### Brief
Report each line of the data that has "области" somewhere in it.

### Given records
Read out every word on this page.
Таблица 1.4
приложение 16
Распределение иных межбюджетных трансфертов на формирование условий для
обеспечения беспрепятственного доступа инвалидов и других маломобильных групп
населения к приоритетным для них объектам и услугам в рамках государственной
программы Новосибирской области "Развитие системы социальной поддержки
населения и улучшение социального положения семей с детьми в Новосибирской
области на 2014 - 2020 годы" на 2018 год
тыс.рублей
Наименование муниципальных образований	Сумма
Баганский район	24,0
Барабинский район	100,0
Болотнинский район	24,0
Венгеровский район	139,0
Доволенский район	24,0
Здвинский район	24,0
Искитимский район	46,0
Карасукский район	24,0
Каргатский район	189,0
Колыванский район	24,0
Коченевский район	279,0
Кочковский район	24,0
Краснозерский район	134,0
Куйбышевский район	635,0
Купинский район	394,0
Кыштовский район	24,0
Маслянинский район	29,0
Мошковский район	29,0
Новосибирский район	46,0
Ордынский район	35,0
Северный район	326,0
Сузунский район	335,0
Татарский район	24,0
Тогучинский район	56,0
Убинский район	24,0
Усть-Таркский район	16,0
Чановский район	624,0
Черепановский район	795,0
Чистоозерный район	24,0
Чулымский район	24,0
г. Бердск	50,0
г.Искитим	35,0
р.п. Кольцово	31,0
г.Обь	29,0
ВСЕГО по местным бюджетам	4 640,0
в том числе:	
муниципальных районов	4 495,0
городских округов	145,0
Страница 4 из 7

### Answer below
программы Новосибирской области "Развитие системы социальной поддержки
области на 2014 - 2020 годы" на 2018 год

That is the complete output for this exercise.